### Provided records:
══════════════════════════════
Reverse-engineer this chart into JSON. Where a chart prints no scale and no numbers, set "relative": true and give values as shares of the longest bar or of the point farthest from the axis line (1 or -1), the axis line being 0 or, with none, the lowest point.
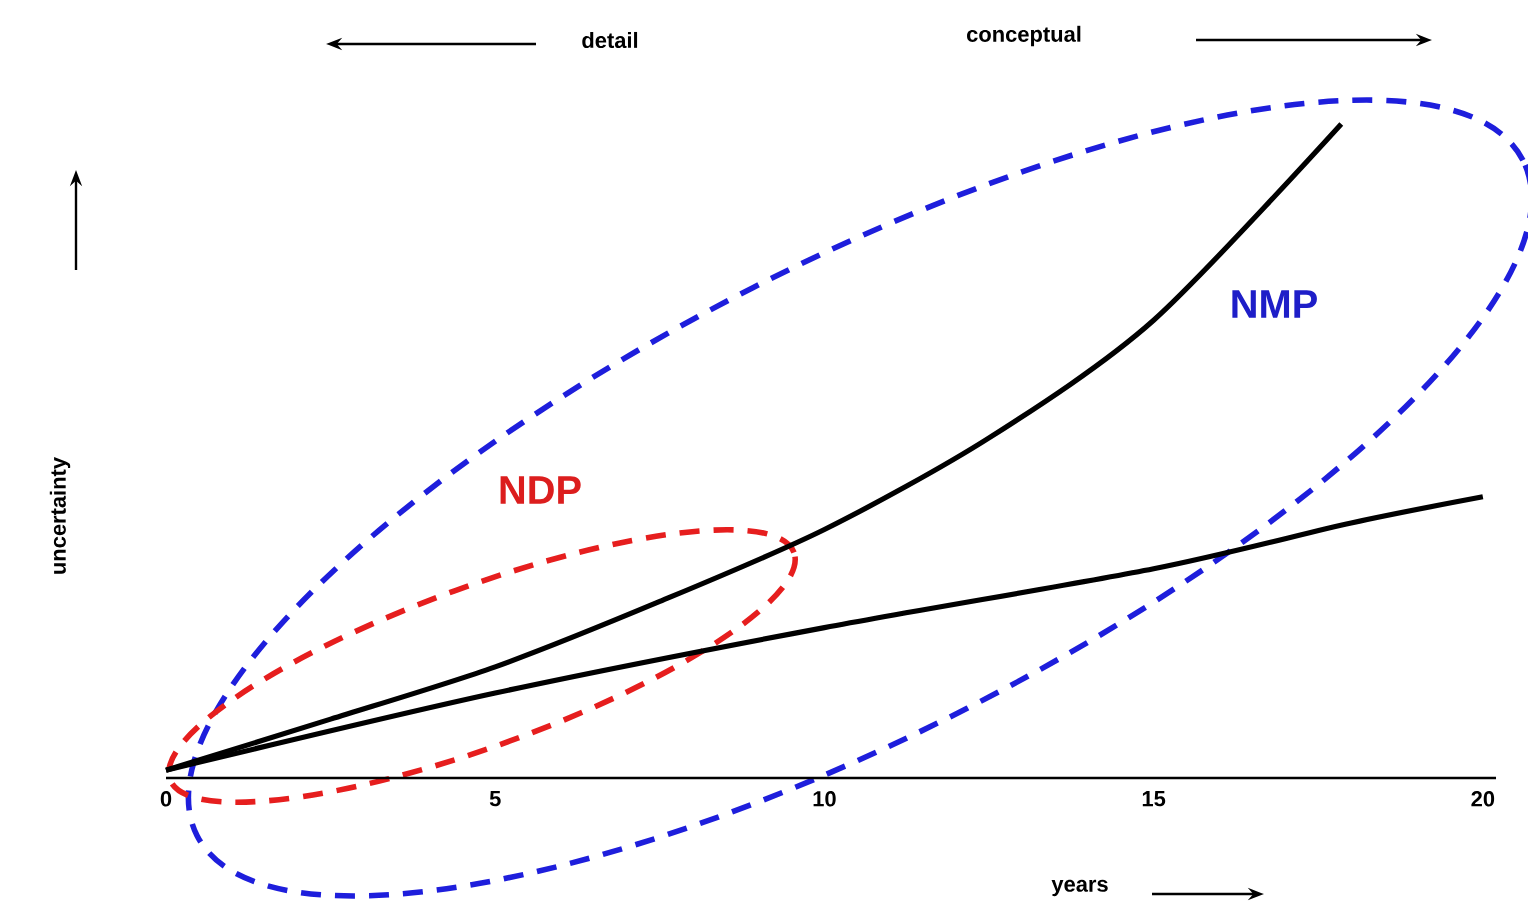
{
  "chart_data": {
    "type": "line",
    "relative": true,
    "xlabel": "years",
    "ylabel": "uncertainty",
    "annotations": [
      "detail",
      "conceptual",
      "NDP",
      "NMP"
    ],
    "xlim": [
      0,
      20.2
    ],
    "xticks": [
      0,
      5,
      10,
      15,
      20
    ],
    "tick_labels": "x",
    "grid": false,
    "line_style": "solid",
    "marker": "none",
    "series": [
      {
        "color": "#000000",
        "x": [
          0,
          2.5,
          5,
          7.5,
          10,
          12.5,
          15,
          17.85
        ],
        "values": [
          0.012,
          0.09,
          0.17,
          0.27,
          0.38,
          0.52,
          0.7,
          1.0
        ]
      },
      {
        "color": "#000000",
        "x": [
          0,
          5,
          10,
          15,
          18,
          20
        ],
        "values": [
          0.012,
          0.13,
          0.23,
          0.32,
          0.39,
          0.43
        ]
      }
    ]
  }
}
══════════════════════════════
### Exercise goal:
Can you retype every record above exactly, leaving out the pictures?

### Problem solution:
Reverse-engineer this chart into JSON. Where a chart prints no scale and no numbers, set "relative": true and give values as shares of the longest bar or of the point farthest from the axis line (1 or -1), the axis line being 0 or, with none, the lowest point.
{
  "chart_data": {
    "type": "line",
    "relative": true,
    "xlabel": "years",
    "ylabel": "uncertainty",
    "annotations": [
      "detail",
      "conceptual",
      "NDP",
      "NMP"
    ],
    "xlim": [
      0,
      20.2
    ],
    "xticks": [
      0,
      5,
      10,
      15,
      20
    ],
    "tick_labels": "x",
    "grid": false,
    "line_style": "solid",
    "marker": "none",
    "series": [
      {
        "color": "#000000",
        "x": [
          0,
          2.5,
          5,
          7.5,
          10,
          12.5,
          15,
          17.85
        ],
        "values": [
          0.012,
          0.09,
          0.17,
          0.27,
          0.38,
          0.52,
          0.7,
          1.0
        ]
      },
      {
        "color": "#000000",
        "x": [
          0,
          5,
          10,
          15,
          18,
          20
        ],
        "values": [
          0.012,
          0.13,
          0.23,
          0.32,
          0.39,
          0.43
        ]
      }
    ]
  }
}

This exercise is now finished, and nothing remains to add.